Could you return the data word for word, starting at its first line and ending at the line that contains "carousel-dot: [325, 493, 331, 499]", with both of those lines included?
----
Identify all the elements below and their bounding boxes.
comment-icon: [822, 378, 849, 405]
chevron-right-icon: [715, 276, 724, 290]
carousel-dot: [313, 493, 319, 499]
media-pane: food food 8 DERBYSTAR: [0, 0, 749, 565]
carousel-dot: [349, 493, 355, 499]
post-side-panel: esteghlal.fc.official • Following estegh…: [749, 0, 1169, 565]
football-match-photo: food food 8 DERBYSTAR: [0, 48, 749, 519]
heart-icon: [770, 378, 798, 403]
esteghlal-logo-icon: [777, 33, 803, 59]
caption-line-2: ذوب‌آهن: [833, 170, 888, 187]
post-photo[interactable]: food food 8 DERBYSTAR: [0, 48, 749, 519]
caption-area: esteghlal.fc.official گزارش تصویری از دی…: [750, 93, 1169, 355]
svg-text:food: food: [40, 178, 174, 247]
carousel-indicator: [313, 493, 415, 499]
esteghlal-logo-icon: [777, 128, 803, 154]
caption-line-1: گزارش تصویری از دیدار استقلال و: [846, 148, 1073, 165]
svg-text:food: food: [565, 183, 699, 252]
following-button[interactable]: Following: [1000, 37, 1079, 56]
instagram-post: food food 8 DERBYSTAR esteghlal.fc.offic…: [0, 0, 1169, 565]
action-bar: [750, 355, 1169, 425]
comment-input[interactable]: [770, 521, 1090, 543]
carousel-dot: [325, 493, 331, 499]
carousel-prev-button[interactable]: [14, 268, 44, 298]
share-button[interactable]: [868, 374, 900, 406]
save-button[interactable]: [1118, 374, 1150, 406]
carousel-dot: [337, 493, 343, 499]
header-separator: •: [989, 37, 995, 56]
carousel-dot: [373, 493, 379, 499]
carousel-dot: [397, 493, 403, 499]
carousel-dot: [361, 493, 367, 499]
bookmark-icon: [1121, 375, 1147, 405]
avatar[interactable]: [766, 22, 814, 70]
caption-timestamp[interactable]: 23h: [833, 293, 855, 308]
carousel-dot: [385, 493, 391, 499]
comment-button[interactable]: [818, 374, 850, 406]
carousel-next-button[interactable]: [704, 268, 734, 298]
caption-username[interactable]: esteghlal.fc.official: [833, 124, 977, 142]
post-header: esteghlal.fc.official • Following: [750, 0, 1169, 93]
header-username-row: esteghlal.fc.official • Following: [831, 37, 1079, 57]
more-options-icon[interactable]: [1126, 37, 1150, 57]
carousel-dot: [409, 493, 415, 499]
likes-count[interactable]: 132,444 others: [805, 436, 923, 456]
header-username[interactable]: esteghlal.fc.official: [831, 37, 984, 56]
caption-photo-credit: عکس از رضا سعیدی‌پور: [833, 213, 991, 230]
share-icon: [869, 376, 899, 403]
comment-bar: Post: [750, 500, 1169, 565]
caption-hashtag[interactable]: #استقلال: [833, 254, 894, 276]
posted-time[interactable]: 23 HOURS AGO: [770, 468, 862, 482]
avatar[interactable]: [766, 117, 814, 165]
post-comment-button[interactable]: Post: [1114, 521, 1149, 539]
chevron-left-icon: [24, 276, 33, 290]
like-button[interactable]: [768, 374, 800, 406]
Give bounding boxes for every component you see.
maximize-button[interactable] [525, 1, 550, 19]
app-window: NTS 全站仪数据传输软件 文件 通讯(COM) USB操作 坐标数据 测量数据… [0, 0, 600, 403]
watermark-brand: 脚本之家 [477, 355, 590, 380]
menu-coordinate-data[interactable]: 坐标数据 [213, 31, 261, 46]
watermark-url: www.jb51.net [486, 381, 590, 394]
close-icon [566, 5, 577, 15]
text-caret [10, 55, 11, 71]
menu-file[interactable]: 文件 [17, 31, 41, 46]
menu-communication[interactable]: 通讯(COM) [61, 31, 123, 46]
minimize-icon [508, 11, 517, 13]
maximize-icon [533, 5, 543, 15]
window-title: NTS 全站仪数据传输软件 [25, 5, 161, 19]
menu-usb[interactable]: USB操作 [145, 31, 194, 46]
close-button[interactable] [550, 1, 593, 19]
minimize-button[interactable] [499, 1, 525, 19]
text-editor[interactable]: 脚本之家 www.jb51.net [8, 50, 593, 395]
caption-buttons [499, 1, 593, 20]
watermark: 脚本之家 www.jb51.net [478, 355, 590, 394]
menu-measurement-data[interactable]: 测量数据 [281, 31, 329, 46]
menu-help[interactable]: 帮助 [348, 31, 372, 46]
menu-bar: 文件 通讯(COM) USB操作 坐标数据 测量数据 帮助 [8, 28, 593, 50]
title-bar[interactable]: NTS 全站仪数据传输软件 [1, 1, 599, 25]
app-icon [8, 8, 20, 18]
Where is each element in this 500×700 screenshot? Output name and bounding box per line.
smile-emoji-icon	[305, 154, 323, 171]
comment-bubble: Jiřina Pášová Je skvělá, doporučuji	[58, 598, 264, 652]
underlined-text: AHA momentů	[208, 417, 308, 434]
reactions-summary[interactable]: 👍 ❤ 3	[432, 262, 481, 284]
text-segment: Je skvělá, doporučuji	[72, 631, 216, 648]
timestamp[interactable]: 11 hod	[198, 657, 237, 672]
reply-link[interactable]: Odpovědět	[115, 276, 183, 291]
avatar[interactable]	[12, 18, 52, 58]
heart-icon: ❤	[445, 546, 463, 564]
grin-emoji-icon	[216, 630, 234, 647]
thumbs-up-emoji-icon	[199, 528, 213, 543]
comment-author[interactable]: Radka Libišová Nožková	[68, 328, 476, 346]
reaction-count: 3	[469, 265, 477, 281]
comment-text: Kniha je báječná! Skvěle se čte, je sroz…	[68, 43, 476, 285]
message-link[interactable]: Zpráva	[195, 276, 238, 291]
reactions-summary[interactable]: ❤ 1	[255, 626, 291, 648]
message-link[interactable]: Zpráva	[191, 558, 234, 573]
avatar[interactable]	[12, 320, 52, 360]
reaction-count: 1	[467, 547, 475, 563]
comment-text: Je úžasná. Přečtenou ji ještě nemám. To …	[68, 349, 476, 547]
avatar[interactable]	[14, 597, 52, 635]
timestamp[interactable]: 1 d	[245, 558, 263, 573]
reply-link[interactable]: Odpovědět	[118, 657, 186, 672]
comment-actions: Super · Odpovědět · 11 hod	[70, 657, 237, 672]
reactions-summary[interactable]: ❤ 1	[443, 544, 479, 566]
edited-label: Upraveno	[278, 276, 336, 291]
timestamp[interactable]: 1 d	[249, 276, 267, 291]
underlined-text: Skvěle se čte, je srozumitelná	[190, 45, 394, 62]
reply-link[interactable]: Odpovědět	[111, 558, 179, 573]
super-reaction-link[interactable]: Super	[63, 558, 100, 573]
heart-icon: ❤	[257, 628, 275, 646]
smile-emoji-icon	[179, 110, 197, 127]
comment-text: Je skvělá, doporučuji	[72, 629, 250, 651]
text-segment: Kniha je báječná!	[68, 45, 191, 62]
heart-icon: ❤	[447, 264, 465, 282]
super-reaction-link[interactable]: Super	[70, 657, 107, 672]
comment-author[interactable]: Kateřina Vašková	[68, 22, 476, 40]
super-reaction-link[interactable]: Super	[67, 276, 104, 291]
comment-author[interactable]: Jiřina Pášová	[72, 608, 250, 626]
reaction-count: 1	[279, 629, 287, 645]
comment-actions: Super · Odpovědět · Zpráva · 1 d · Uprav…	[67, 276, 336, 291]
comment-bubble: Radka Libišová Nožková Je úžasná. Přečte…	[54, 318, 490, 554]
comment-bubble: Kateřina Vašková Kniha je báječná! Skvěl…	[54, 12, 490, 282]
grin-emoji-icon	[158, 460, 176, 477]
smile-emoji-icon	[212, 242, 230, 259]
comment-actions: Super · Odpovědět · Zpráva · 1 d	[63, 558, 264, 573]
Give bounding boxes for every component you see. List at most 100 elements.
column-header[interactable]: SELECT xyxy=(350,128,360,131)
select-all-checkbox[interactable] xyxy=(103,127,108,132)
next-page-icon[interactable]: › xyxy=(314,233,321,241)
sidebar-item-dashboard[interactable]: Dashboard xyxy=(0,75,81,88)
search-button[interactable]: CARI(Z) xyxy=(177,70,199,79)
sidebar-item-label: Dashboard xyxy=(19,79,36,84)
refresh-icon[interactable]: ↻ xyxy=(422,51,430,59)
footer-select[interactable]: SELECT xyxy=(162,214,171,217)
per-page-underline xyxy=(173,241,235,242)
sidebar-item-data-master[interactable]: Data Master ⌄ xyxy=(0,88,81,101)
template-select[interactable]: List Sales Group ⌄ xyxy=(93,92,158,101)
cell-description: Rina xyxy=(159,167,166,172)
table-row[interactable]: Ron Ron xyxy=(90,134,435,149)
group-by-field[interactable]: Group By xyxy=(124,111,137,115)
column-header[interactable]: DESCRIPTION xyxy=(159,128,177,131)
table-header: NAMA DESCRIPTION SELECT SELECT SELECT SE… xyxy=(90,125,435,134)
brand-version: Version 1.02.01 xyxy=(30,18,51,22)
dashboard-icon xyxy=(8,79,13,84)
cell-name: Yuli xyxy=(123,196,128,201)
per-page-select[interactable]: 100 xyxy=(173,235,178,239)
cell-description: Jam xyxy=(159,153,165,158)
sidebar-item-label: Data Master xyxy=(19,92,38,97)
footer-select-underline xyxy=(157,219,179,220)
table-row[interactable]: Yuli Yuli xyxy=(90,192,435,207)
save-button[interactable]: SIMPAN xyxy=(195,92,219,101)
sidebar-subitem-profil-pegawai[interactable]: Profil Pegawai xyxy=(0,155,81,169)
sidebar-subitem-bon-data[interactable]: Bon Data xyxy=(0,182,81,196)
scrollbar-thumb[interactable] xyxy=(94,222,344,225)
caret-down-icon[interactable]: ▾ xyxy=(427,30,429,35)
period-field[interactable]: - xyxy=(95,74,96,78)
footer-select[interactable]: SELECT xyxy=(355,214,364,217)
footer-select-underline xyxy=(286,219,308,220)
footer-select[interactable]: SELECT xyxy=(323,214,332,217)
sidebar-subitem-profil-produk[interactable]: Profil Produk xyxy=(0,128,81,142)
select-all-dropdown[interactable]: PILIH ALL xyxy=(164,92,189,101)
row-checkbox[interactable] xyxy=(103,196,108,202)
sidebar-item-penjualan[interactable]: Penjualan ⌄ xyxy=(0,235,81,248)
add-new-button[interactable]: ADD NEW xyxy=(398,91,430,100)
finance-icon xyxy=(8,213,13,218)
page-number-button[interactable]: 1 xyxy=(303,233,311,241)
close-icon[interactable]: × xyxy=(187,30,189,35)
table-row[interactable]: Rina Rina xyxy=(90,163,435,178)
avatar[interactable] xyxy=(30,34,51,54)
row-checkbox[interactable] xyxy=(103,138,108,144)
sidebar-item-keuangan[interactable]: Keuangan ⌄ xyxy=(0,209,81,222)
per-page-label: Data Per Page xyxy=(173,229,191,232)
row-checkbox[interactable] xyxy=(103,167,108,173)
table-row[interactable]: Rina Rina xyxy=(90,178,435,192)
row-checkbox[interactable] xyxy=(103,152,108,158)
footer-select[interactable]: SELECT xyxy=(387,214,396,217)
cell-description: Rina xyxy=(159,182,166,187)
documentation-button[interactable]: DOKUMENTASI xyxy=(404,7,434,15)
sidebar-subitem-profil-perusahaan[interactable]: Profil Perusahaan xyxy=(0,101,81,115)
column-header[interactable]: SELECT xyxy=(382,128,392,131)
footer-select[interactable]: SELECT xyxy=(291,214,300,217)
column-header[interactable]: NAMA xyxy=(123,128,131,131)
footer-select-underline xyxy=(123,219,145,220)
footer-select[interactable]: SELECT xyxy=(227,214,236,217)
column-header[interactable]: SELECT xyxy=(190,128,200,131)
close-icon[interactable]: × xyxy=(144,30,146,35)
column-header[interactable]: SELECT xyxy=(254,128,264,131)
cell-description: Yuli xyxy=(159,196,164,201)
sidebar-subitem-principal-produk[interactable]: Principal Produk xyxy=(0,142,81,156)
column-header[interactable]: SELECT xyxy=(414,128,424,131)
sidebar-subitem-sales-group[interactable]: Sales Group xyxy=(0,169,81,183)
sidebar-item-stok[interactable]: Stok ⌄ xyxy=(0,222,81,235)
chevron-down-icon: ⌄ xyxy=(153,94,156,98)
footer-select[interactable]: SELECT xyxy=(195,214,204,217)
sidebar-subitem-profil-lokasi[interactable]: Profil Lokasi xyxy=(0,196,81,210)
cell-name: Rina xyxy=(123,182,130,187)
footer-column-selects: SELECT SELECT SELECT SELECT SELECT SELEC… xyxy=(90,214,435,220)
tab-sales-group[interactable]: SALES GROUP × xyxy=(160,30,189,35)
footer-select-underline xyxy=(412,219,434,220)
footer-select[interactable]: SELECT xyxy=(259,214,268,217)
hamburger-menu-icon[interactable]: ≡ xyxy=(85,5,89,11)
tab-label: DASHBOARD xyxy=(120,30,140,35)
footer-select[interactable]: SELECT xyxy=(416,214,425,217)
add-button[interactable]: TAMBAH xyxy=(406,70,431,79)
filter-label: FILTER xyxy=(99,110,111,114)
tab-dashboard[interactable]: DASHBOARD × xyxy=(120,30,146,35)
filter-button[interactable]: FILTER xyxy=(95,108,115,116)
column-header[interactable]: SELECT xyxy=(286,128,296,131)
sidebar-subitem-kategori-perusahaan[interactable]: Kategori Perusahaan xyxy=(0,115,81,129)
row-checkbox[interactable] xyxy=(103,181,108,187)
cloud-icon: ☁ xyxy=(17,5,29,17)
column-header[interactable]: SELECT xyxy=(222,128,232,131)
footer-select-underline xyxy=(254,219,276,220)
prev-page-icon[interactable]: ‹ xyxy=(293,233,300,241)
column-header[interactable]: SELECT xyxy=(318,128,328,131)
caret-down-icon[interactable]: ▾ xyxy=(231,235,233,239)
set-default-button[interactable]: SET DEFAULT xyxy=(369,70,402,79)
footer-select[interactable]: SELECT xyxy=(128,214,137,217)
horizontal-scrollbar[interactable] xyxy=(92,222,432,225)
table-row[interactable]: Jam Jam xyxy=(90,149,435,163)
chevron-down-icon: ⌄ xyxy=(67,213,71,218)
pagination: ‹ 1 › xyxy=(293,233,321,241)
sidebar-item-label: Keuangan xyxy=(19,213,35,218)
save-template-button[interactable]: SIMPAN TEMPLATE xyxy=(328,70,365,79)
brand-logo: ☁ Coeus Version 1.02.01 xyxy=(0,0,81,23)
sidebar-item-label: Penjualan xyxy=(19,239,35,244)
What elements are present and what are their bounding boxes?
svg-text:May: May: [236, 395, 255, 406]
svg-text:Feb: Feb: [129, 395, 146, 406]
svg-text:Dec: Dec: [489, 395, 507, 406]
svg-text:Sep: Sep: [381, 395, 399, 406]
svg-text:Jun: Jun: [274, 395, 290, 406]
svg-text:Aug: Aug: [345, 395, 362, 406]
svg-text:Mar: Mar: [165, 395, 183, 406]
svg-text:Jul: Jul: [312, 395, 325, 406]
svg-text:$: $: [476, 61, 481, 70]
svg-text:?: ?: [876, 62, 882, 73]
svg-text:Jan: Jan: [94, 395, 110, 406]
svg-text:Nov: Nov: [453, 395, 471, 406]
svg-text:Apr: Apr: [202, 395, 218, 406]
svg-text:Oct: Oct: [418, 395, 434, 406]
----
## Task output
Identify all the elements below and their bounding boxes.
comment-icon: [822, 378, 849, 405]
chevron-right-icon: [715, 276, 724, 290]
carousel-dot: [313, 493, 319, 499]
media-pane: food food 8 DERBYSTAR: [0, 0, 749, 565]
carousel-dot: [349, 493, 355, 499]
post-side-panel: esteghlal.fc.official • Following estegh…: [749, 0, 1169, 565]
football-match-photo: food food 8 DERBYSTAR: [0, 48, 749, 519]
heart-icon: [770, 378, 798, 403]
esteghlal-logo-icon: [777, 33, 803, 59]
caption-line-2: ذوب‌آهن: [833, 170, 888, 187]
post-photo[interactable]: food food 8 DERBYSTAR: [0, 48, 749, 519]
caption-area: esteghlal.fc.official گزارش تصویری از دی…: [750, 93, 1169, 355]
svg-text:food: food: [40, 178, 174, 247]
carousel-indicator: [313, 493, 415, 499]
esteghlal-logo-icon: [777, 128, 803, 154]
caption-line-1: گزارش تصویری از دیدار استقلال و: [846, 148, 1073, 165]
svg-text:food: food: [565, 183, 699, 252]
following-button[interactable]: Following: [1000, 37, 1079, 56]
instagram-post: food food 8 DERBYSTAR esteghlal.fc.offic…: [0, 0, 1169, 565]
action-bar: [750, 355, 1169, 425]
comment-input[interactable]: [770, 521, 1090, 543]
carousel-dot: [325, 493, 331, 499]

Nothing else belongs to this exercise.